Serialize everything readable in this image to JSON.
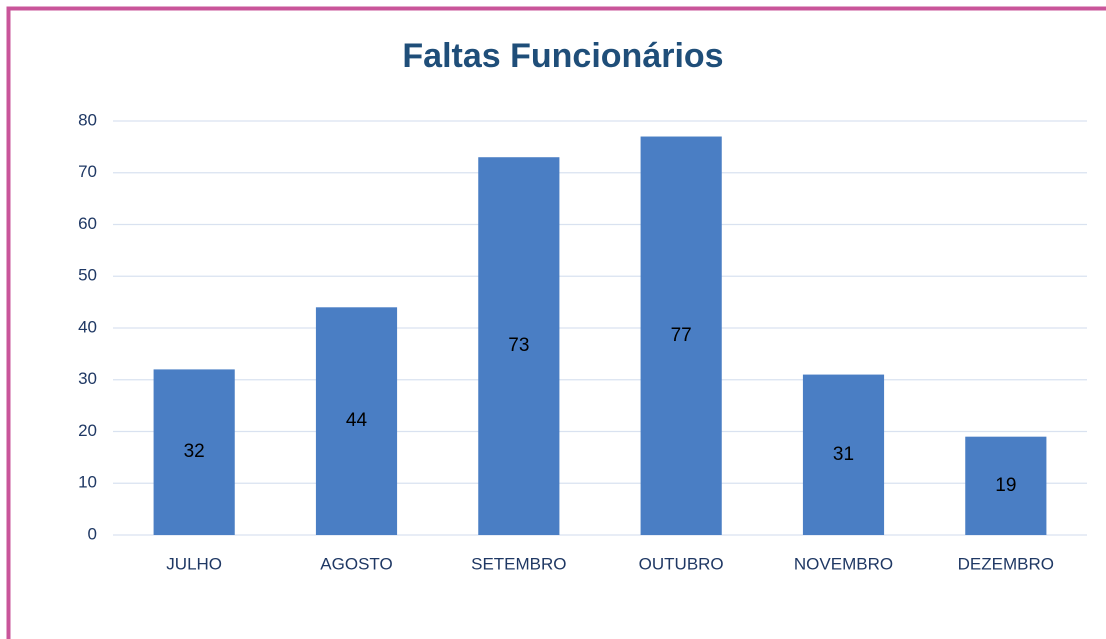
{
  "chart_data": {
    "type": "bar",
    "title": "Faltas Funcionários",
    "categories": [
      "JULHO",
      "AGOSTO",
      "SETEMBRO",
      "OUTUBRO",
      "NOVEMBRO",
      "DEZEMBRO"
    ],
    "values": [
      32,
      44,
      73,
      77,
      31,
      19
    ],
    "color": "#4a7ec4",
    "ylim": [
      0,
      80
    ],
    "yticks": [
      0,
      10,
      20,
      30,
      40,
      50,
      60,
      70,
      80
    ],
    "grid": true
  }
}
++++++
WHAT YOU WILL DO: The listing above needs to be output again exactly. Don't include the pictures.

ANSWER TO THIS PROBLEM:
Serialize everything readable in this image to JSON.
{
  "chart_data": {
    "type": "bar",
    "title": "Faltas Funcionários",
    "categories": [
      "JULHO",
      "AGOSTO",
      "SETEMBRO",
      "OUTUBRO",
      "NOVEMBRO",
      "DEZEMBRO"
    ],
    "values": [
      32,
      44,
      73,
      77,
      31,
      19
    ],
    "color": "#4a7ec4",
    "ylim": [
      0,
      80
    ],
    "yticks": [
      0,
      10,
      20,
      30,
      40,
      50,
      60,
      70,
      80
    ],
    "grid": true
  }
}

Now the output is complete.